---- SUPPLIED DATA

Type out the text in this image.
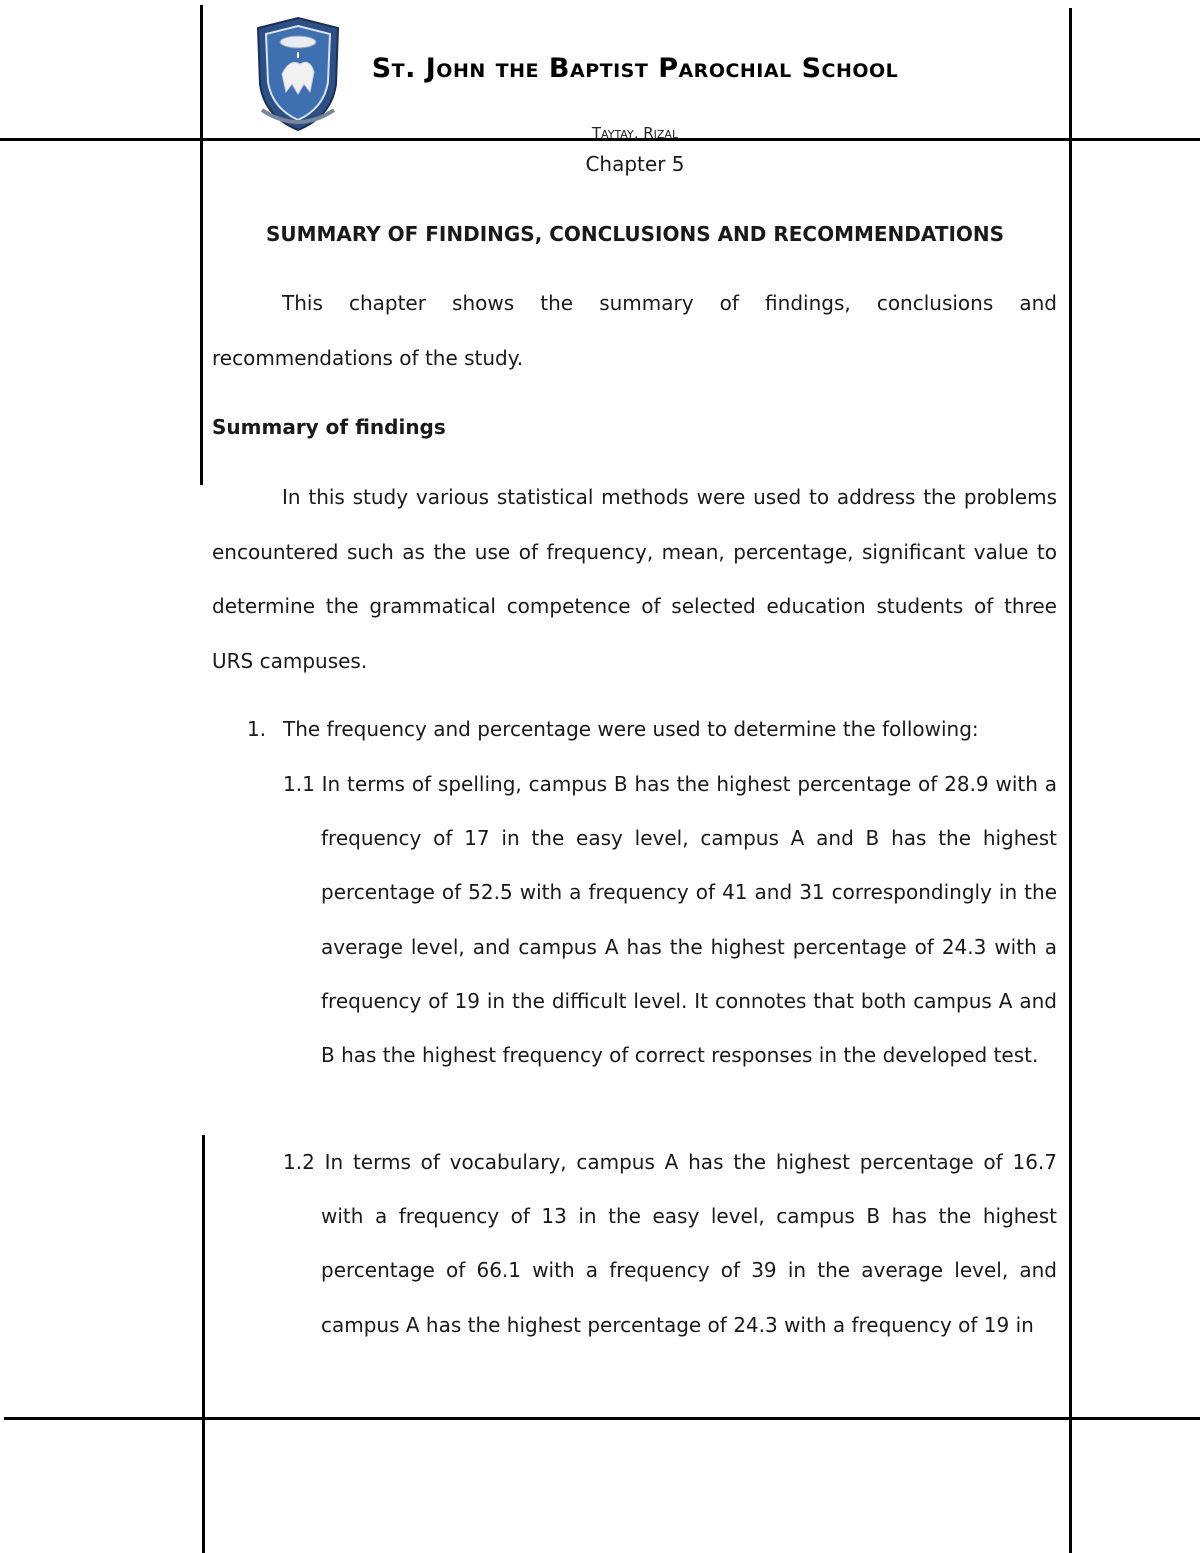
St. John the Baptist Parochial School
Taytay, Rizal
Chapter 5
SUMMARY OF FINDINGS, CONCLUSIONS AND RECOMMENDATIONS

This chapter shows the summary of findings, conclusions and recommendations of the study.

Summary of findings

In this study various statistical methods were used to address the problems encountered such as the use of frequency, mean, percentage, significant value to determine the grammatical competence of selected education students of three URS campuses.

1. The frequency and percentage were used to determine the following:

1.1 In terms of spelling, campus B has the highest percentage of 28.9 with a frequency of 17 in the easy level, campus A and B has the highest percentage of 52.5 with a frequency of 41 and 31 correspondingly in the average level, and campus A has the highest percentage of 24.3 with a frequency of 19 in the difficult level. It connotes that both campus A and B has the highest frequency of correct responses in the developed test.

1.2 In terms of vocabulary, campus A has the highest percentage of 16.7 with a frequency of 13 in the easy level, campus B has the highest percentage of 66.1 with a frequency of 39 in the average level, and campus A has the highest percentage of 24.3 with a frequency of 19 in
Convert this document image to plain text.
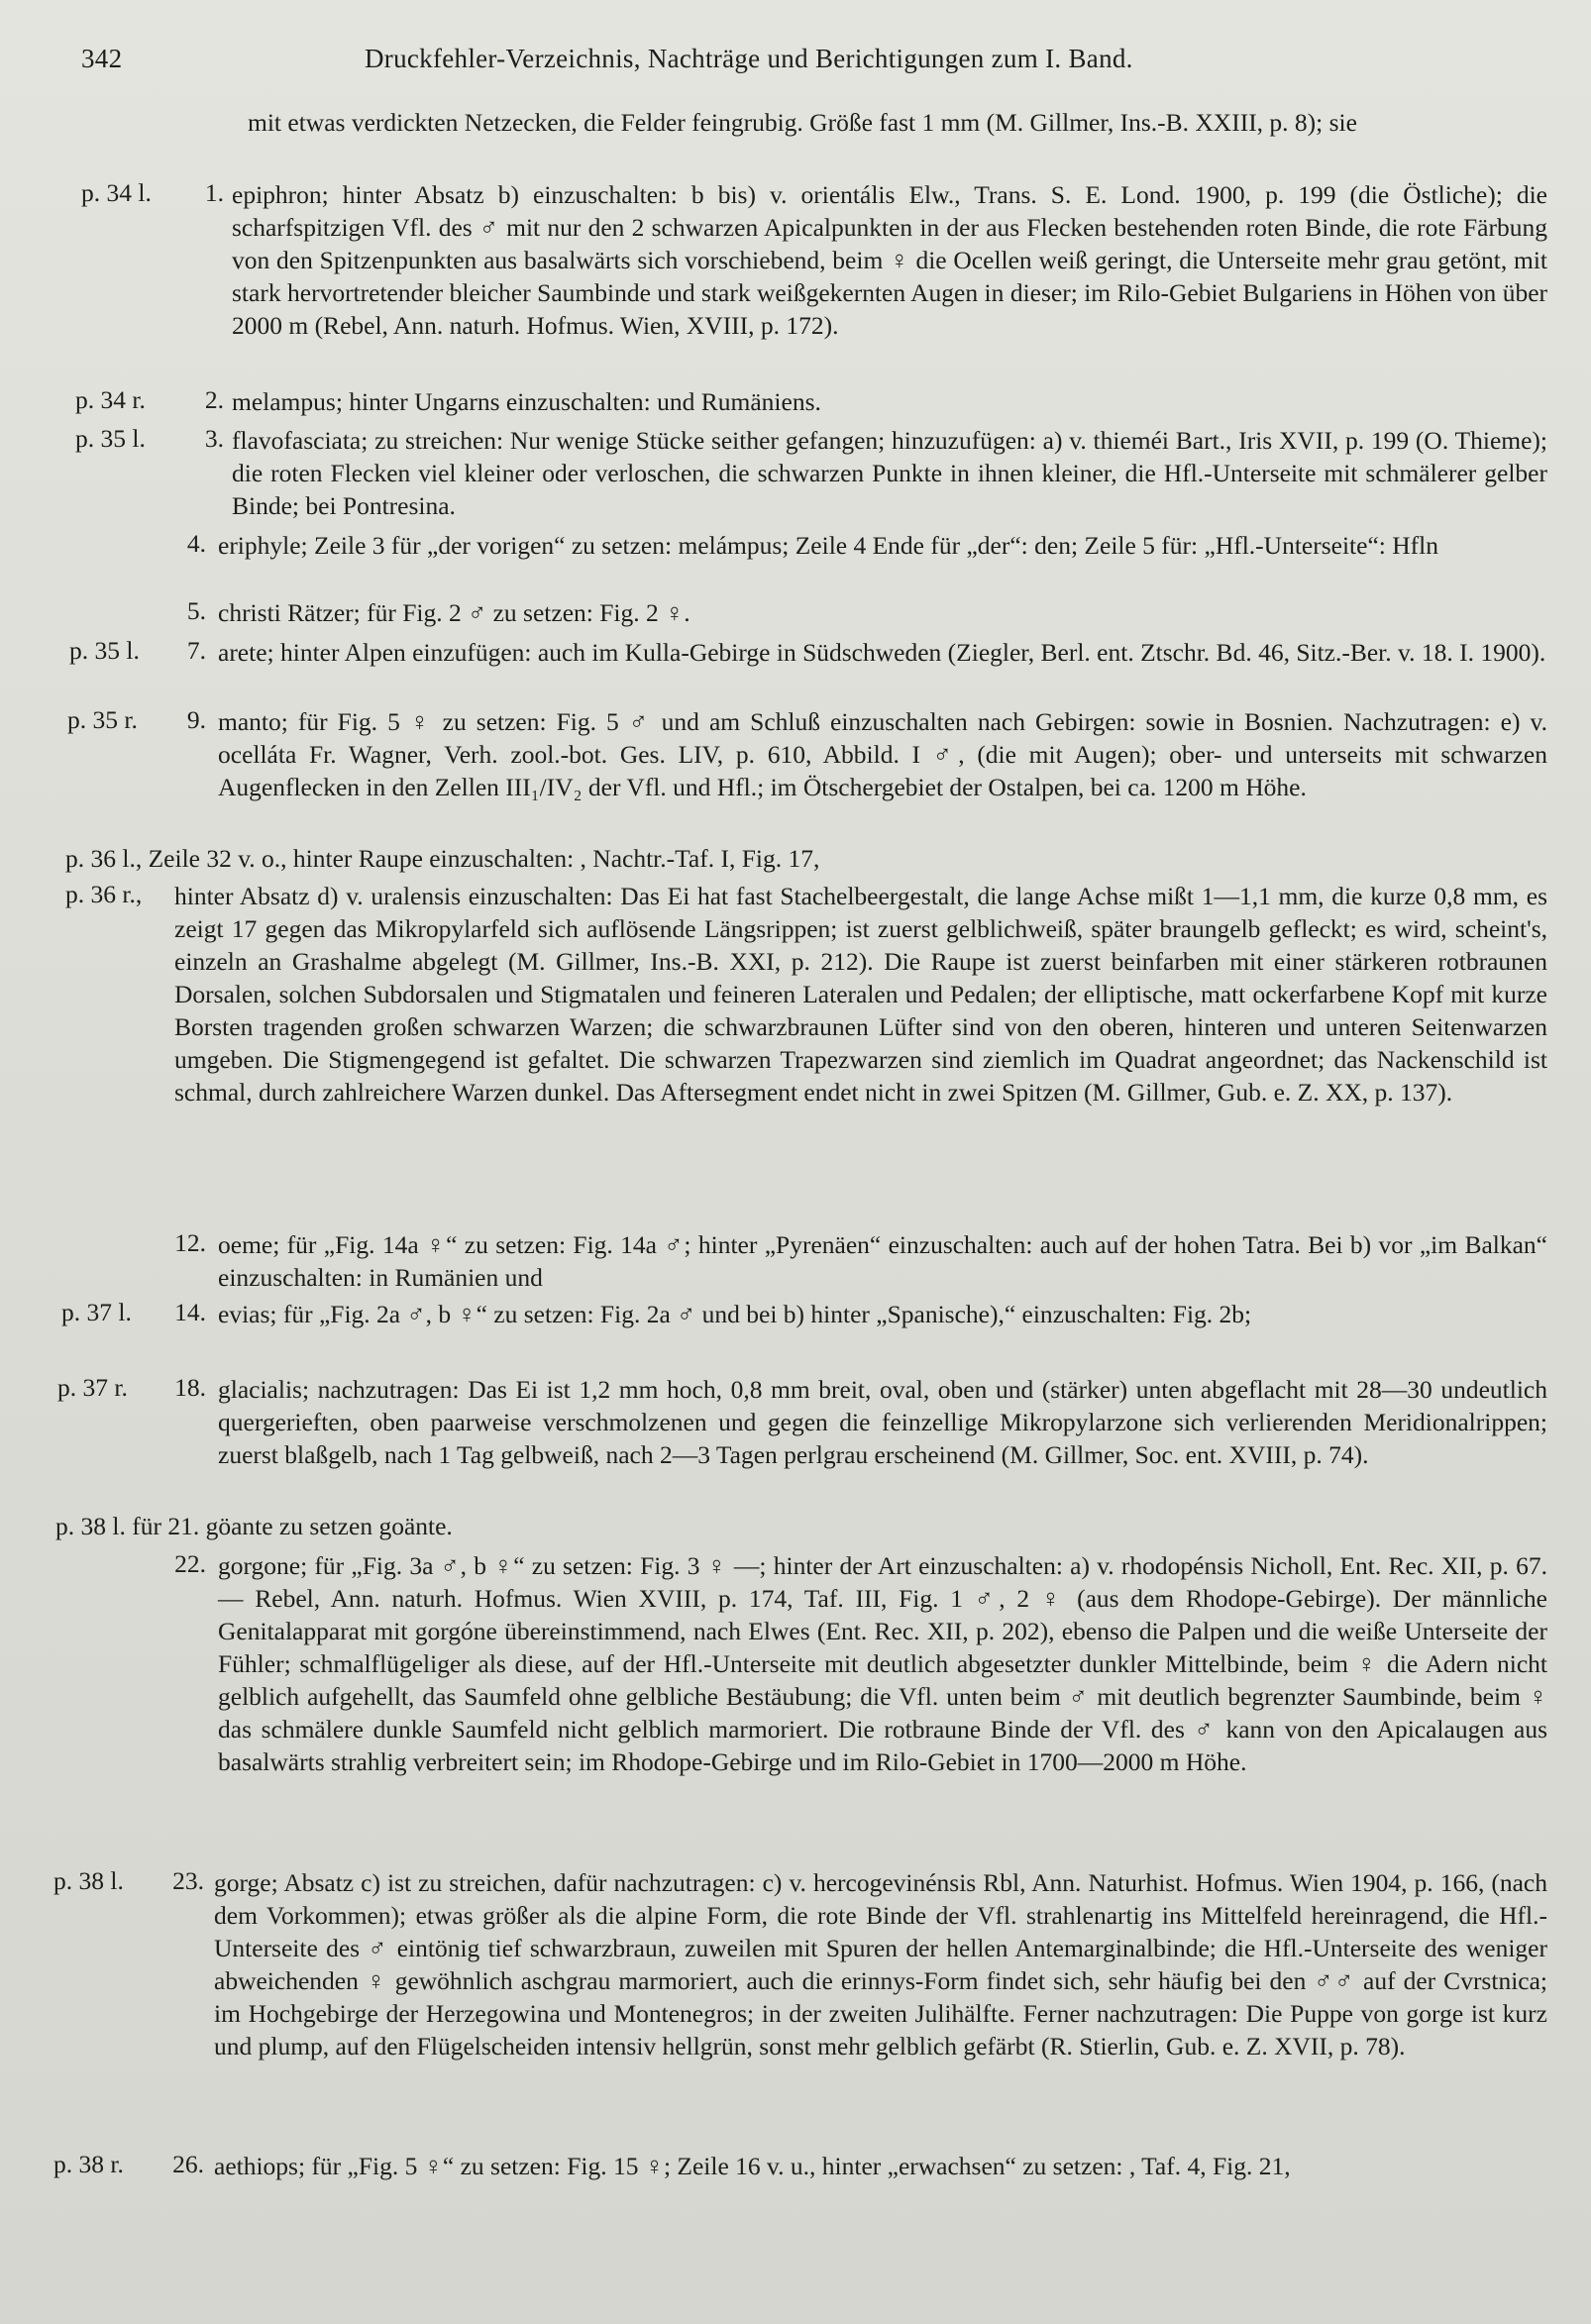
342	Druckfehler-Verzeichnis, Nachträge und Berichtigungen zum I. Band.
mit etwas verdickten Netzecken, die Felder feingrubig. Größe fast 1 mm (M. Gillmer, Ins.-B. XXIII, p. 8); sie
p. 34 l.	1. epiphron; hinter Absatz b) einzuschalten: b bis) v. orientális Elw., Trans. S. E. Lond. 1900, p. 199 (die Östliche); die scharfspitzigen Vfl. des ♂ mit nur den 2 schwarzen Apicalpunkten in der aus Flecken bestehenden roten Binde, die rote Färbung von den Spitzenpunkten aus basalwärts sich vorschiebend, beim ♀ die Ocellen weiß geringt, die Unterseite mehr grau getönt, mit stark hervortretender bleicher Saumbinde und stark weißgekernten Augen in dieser; im Rilo-Gebiet Bulgariens in Höhen von über 2000 m (Rebel, Ann. naturh. Hofmus. Wien, XVIII, p. 172).
p. 34 r.	2. melampus; hinter Ungarns einzuschalten: und Rumäniens.
p. 35 l.	3. flavofasciata; zu streichen: Nur wenige Stücke seither gefangen; hinzuzufügen: a) v. thieméi Bart., Iris XVII, p. 199 (O. Thieme); die roten Flecken viel kleiner oder verloschen, die schwarzen Punkte in ihnen kleiner, die Hfl.-Unterseite mit schmälerer gelber Binde; bei Pontresina.
4. eriphyle; Zeile 3 für „der vorigen“ zu setzen: melámpus; Zeile 4 Ende für „der“: den; Zeile 5 für: „Hfl.-Unterseite“: Hfln
5. christi Rätzer; für Fig. 2 ♂ zu setzen: Fig. 2 ♀.
p. 35 l.	7. arete; hinter Alpen einzufügen: auch im Kulla-Gebirge in Südschweden (Ziegler, Berl. ent. Ztschr. Bd. 46, Sitz.-Ber. v. 18. I. 1900).
p. 35 r.	9. manto; für Fig. 5 ♀ zu setzen: Fig. 5 ♂ und am Schluß einzuschalten nach Gebirgen: sowie in Bosnien. Nachzutragen: e) v. ocelláta Fr. Wagner, Verh. zool.-bot. Ges. LIV, p. 610, Abbild. I ♂, (die mit Augen); ober- und unterseits mit schwarzen Augenflecken in den Zellen III₁/IV₂ der Vfl. und Hfl.; im Ötschergebiet der Ostalpen, bei ca. 1200 m Höhe.
p. 36 l., Zeile 32 v. o., hinter Raupe einzuschalten: , Nachtr.-Taf. I, Fig. 17,
p. 36 r., hinter Absatz d) v. uralensis einzuschalten: Das Ei hat fast Stachelbeergestalt, die lange Achse mißt 1—1,1 mm, die kurze 0,8 mm, es zeigt 17 gegen das Mikropylarfeld sich auflösende Längsrippen; ist zuerst gelblichweiß, später braungelb gefleckt; es wird, scheint's, einzeln an Grashalme abgelegt (M. Gillmer, Ins.-B. XXI, p. 212). Die Raupe ist zuerst beinfarben mit einer stärkeren rotbraunen Dorsalen, solchen Subdorsalen und Stigmatalen und feineren Lateralen und Pedalen; der elliptische, matt ockerfarbene Kopf mit kurze Borsten tragenden großen schwarzen Warzen; die schwarzbraunen Lüfter sind von den oberen, hinteren und unteren Seitenwarzen umgeben. Die Stigmengegend ist gefaltet. Die schwarzen Trapezwarzen sind ziemlich im Quadrat angeordnet; das Nackenschild ist schmal, durch zahlreichere Warzen dunkel. Das Aftersegment endet nicht in zwei Spitzen (M. Gillmer, Gub. e. Z. XX, p. 137).
12. oeme; für „Fig. 14a ♀“ zu setzen: Fig. 14a ♂; hinter „Pyrenäen“ einzuschalten: auch auf der hohen Tatra. Bei b) vor „im Balkan“ einzuschalten: in Rumänien und
p. 37 l.	14. evias; für „Fig. 2a ♂, b ♀“ zu setzen: Fig. 2a ♂ und bei b) hinter „Spanische),“ einzuschalten: Fig. 2b;
p. 37 r.	18. glacialis; nachzutragen: Das Ei ist 1,2 mm hoch, 0,8 mm breit, oval, oben und (stärker) unten abgeflacht mit 28—30 undeutlich quergerieften, oben paarweise verschmolzenen und gegen die feinzellige Mikropylarzone sich verlierenden Meridionalrippen; zuerst blaßgelb, nach 1 Tag gelbweiß, nach 2—3 Tagen perlgrau erscheinend (M. Gillmer, Soc. ent. XVIII, p. 74).
p. 38 l. für 21. göante zu setzen goänte.
22. gorgone; für „Fig. 3a ♂, b ♀“ zu setzen: Fig. 3 ♀ —; hinter der Art einzuschalten: a) v. rhodopénsis Nicholl, Ent. Rec. XII, p. 67. — Rebel, Ann. naturh. Hofmus. Wien XVIII, p. 174, Taf. III, Fig. 1 ♂, 2 ♀ (aus dem Rhodope-Gebirge). Der männliche Genitalapparat mit gorgóne übereinstimmend, nach Elwes (Ent. Rec. XII, p. 202), ebenso die Palpen und die weiße Unterseite der Fühler; schmalflügeliger als diese, auf der Hfl.-Unterseite mit deutlich abgesetzter dunkler Mittelbinde, beim ♀ die Adern nicht gelblich aufgehellt, das Saumfeld ohne gelbliche Bestäubung; die Vfl. unten beim ♂ mit deutlich begrenzter Saumbinde, beim ♀ das schmälere dunkle Saumfeld nicht gelblich marmoriert. Die rotbraune Binde der Vfl. des ♂ kann von den Apicalaugen aus basalwärts strahlig verbreitert sein; im Rhodope-Gebirge und im Rilo-Gebiet in 1700—2000 m Höhe.
p. 38 l.	23. gorge; Absatz c) ist zu streichen, dafür nachzutragen: c) v. hercogevinénsis Rbl, Ann. Naturhist. Hofmus. Wien 1904, p. 166, (nach dem Vorkommen); etwas größer als die alpine Form, die rote Binde der Vfl. strahlenartig ins Mittelfeld hereinragend, die Hfl.-Unterseite des ♂ eintönig tief schwarzbraun, zuweilen mit Spuren der hellen Antemarginalbinde; die Hfl.-Unterseite des weniger abweichenden ♀ gewöhnlich aschgrau marmoriert, auch die erinnys-Form findet sich, sehr häufig bei den ♂♂ auf der Cvrstnica; im Hochgebirge der Herzegowina und Montenegros; in der zweiten Julihälfte. Ferner nachzutragen: Die Puppe von gorge ist kurz und plump, auf den Flügelscheiden intensiv hellgrün, sonst mehr gelblich gefärbt (R. Stierlin, Gub. e. Z. XVII, p. 78).
p. 38 r.	26. aethiops; für „Fig. 5 ♀“ zu setzen: Fig. 15 ♀; Zeile 16 v. u., hinter „erwachsen“ zu setzen: , Taf. 4, Fig. 21,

--------

(WRITTEN PROBLEM) Where a line of the records above holds the word "image", copy that line.

(COMPLETE OUTPUT)
Type out the text in this image.
Convert this document image to plain text.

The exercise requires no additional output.